* Exercise requirements:
Transcribe the whole listing below without changing a word, but leave out every image.

* Data listing:
* START *
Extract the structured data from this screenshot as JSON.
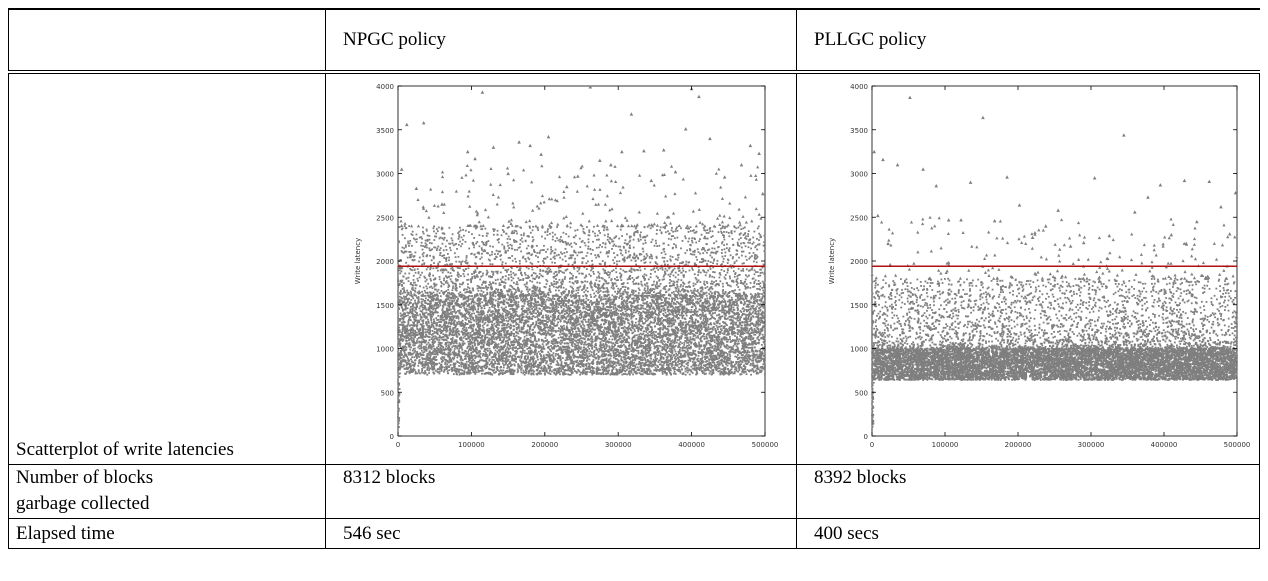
{
  "table": {
    "header": {
      "col1": "",
      "col2": "NPGC policy",
      "col3": "PLLGC policy"
    },
    "rows": [
      {
        "label": "Scatterplot of write latencies",
        "npgc": "",
        "pllgc": ""
      },
      {
        "label_line1": "Number of blocks",
        "label_line2": "garbage collected",
        "npgc": "8312 blocks",
        "pllgc": "8392 blocks"
      },
      {
        "label": "Elapsed time",
        "npgc": "546 sec",
        "pllgc": "400 secs"
      }
    ]
  },
  "chart_data": [
    {
      "type": "scatter",
      "ylabel": "Write latency",
      "xlim": [
        0,
        500000
      ],
      "ylim": [
        0,
        4000
      ],
      "xticks": [
        "0",
        "100000",
        "200000",
        "300000",
        "400000",
        "500000"
      ],
      "yticks": [
        "0",
        "500",
        "1000",
        "1500",
        "2000",
        "2500",
        "3000",
        "3500",
        "4000"
      ],
      "reference_line": 1940,
      "point_color": "#7f7f7f",
      "line_color": "#b01010",
      "dense_band": [
        700,
        1600
      ],
      "sparse_band": [
        1600,
        2400
      ],
      "outlier_points": [
        [
          5000,
          3050
        ],
        [
          12000,
          3560
        ],
        [
          25000,
          2830
        ],
        [
          35000,
          3580
        ],
        [
          60000,
          2650
        ],
        [
          95000,
          3250
        ],
        [
          105000,
          3170
        ],
        [
          115000,
          3930
        ],
        [
          130000,
          3300
        ],
        [
          150000,
          3000
        ],
        [
          165000,
          3360
        ],
        [
          180000,
          3320
        ],
        [
          195000,
          3220
        ],
        [
          205000,
          3420
        ],
        [
          230000,
          2850
        ],
        [
          245000,
          2970
        ],
        [
          262000,
          3990
        ],
        [
          275000,
          3150
        ],
        [
          290000,
          3100
        ],
        [
          305000,
          3250
        ],
        [
          318000,
          3680
        ],
        [
          335000,
          3260
        ],
        [
          345000,
          2920
        ],
        [
          362000,
          3270
        ],
        [
          378000,
          3020
        ],
        [
          392000,
          3510
        ],
        [
          400000,
          3970
        ],
        [
          410000,
          3880
        ],
        [
          425000,
          3400
        ],
        [
          445000,
          2960
        ],
        [
          468000,
          3100
        ],
        [
          480000,
          3320
        ],
        [
          492000,
          3230
        ],
        [
          497000,
          2770
        ]
      ]
    },
    {
      "type": "scatter",
      "ylabel": "Write latency",
      "xlim": [
        0,
        500000
      ],
      "ylim": [
        0,
        4000
      ],
      "xticks": [
        "0",
        "100000",
        "200000",
        "300000",
        "400000",
        "500000"
      ],
      "yticks": [
        "0",
        "500",
        "1000",
        "1500",
        "2000",
        "2500",
        "3000",
        "3500",
        "4000"
      ],
      "reference_line": 1940,
      "point_color": "#7f7f7f",
      "line_color": "#b01010",
      "dense_band": [
        640,
        1000
      ],
      "sparse_band": [
        1000,
        1800
      ],
      "outlier_points": [
        [
          3000,
          3250
        ],
        [
          8000,
          2520
        ],
        [
          15000,
          3160
        ],
        [
          22000,
          2200
        ],
        [
          35000,
          3100
        ],
        [
          52000,
          3870
        ],
        [
          70000,
          3050
        ],
        [
          88000,
          2860
        ],
        [
          105000,
          2470
        ],
        [
          122000,
          2470
        ],
        [
          135000,
          2900
        ],
        [
          152000,
          3640
        ],
        [
          168000,
          2460
        ],
        [
          185000,
          2960
        ],
        [
          202000,
          2640
        ],
        [
          220000,
          2270
        ],
        [
          238000,
          2400
        ],
        [
          255000,
          2580
        ],
        [
          272000,
          2170
        ],
        [
          290000,
          2210
        ],
        [
          305000,
          2950
        ],
        [
          325000,
          2290
        ],
        [
          345000,
          3440
        ],
        [
          360000,
          2560
        ],
        [
          378000,
          2730
        ],
        [
          395000,
          2870
        ],
        [
          410000,
          2300
        ],
        [
          428000,
          2920
        ],
        [
          445000,
          2450
        ],
        [
          462000,
          2910
        ],
        [
          478000,
          2620
        ],
        [
          490000,
          2310
        ],
        [
          498000,
          2780
        ]
      ]
    }
  ]
}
* END *
* Result of the exercise:
Extract the structured data from this screenshot as JSON.
{
  "table": {
    "header": {
      "col1": "",
      "col2": "NPGC policy",
      "col3": "PLLGC policy"
    },
    "rows": [
      {
        "label": "Scatterplot of write latencies",
        "npgc": "",
        "pllgc": ""
      },
      {
        "label_line1": "Number of blocks",
        "label_line2": "garbage collected",
        "npgc": "8312 blocks",
        "pllgc": "8392 blocks"
      },
      {
        "label": "Elapsed time",
        "npgc": "546 sec",
        "pllgc": "400 secs"
      }
    ]
  },
  "chart_data": [
    {
      "type": "scatter",
      "ylabel": "Write latency",
      "xlim": [
        0,
        500000
      ],
      "ylim": [
        0,
        4000
      ],
      "xticks": [
        "0",
        "100000",
        "200000",
        "300000",
        "400000",
        "500000"
      ],
      "yticks": [
        "0",
        "500",
        "1000",
        "1500",
        "2000",
        "2500",
        "3000",
        "3500",
        "4000"
      ],
      "reference_line": 1940,
      "point_color": "#7f7f7f",
      "line_color": "#b01010",
      "dense_band": [
        700,
        1600
      ],
      "sparse_band": [
        1600,
        2400
      ],
      "outlier_points": [
        [
          5000,
          3050
        ],
        [
          12000,
          3560
        ],
        [
          25000,
          2830
        ],
        [
          35000,
          3580
        ],
        [
          60000,
          2650
        ],
        [
          95000,
          3250
        ],
        [
          105000,
          3170
        ],
        [
          115000,
          3930
        ],
        [
          130000,
          3300
        ],
        [
          150000,
          3000
        ],
        [
          165000,
          3360
        ],
        [
          180000,
          3320
        ],
        [
          195000,
          3220
        ],
        [
          205000,
          3420
        ],
        [
          230000,
          2850
        ],
        [
          245000,
          2970
        ],
        [
          262000,
          3990
        ],
        [
          275000,
          3150
        ],
        [
          290000,
          3100
        ],
        [
          305000,
          3250
        ],
        [
          318000,
          3680
        ],
        [
          335000,
          3260
        ],
        [
          345000,
          2920
        ],
        [
          362000,
          3270
        ],
        [
          378000,
          3020
        ],
        [
          392000,
          3510
        ],
        [
          400000,
          3970
        ],
        [
          410000,
          3880
        ],
        [
          425000,
          3400
        ],
        [
          445000,
          2960
        ],
        [
          468000,
          3100
        ],
        [
          480000,
          3320
        ],
        [
          492000,
          3230
        ],
        [
          497000,
          2770
        ]
      ]
    },
    {
      "type": "scatter",
      "ylabel": "Write latency",
      "xlim": [
        0,
        500000
      ],
      "ylim": [
        0,
        4000
      ],
      "xticks": [
        "0",
        "100000",
        "200000",
        "300000",
        "400000",
        "500000"
      ],
      "yticks": [
        "0",
        "500",
        "1000",
        "1500",
        "2000",
        "2500",
        "3000",
        "3500",
        "4000"
      ],
      "reference_line": 1940,
      "point_color": "#7f7f7f",
      "line_color": "#b01010",
      "dense_band": [
        640,
        1000
      ],
      "sparse_band": [
        1000,
        1800
      ],
      "outlier_points": [
        [
          3000,
          3250
        ],
        [
          8000,
          2520
        ],
        [
          15000,
          3160
        ],
        [
          22000,
          2200
        ],
        [
          35000,
          3100
        ],
        [
          52000,
          3870
        ],
        [
          70000,
          3050
        ],
        [
          88000,
          2860
        ],
        [
          105000,
          2470
        ],
        [
          122000,
          2470
        ],
        [
          135000,
          2900
        ],
        [
          152000,
          3640
        ],
        [
          168000,
          2460
        ],
        [
          185000,
          2960
        ],
        [
          202000,
          2640
        ],
        [
          220000,
          2270
        ],
        [
          238000,
          2400
        ],
        [
          255000,
          2580
        ],
        [
          272000,
          2170
        ],
        [
          290000,
          2210
        ],
        [
          305000,
          2950
        ],
        [
          325000,
          2290
        ],
        [
          345000,
          3440
        ],
        [
          360000,
          2560
        ],
        [
          378000,
          2730
        ],
        [
          395000,
          2870
        ],
        [
          410000,
          2300
        ],
        [
          428000,
          2920
        ],
        [
          445000,
          2450
        ],
        [
          462000,
          2910
        ],
        [
          478000,
          2620
        ],
        [
          490000,
          2310
        ],
        [
          498000,
          2780
        ]
      ]
    }
  ]
}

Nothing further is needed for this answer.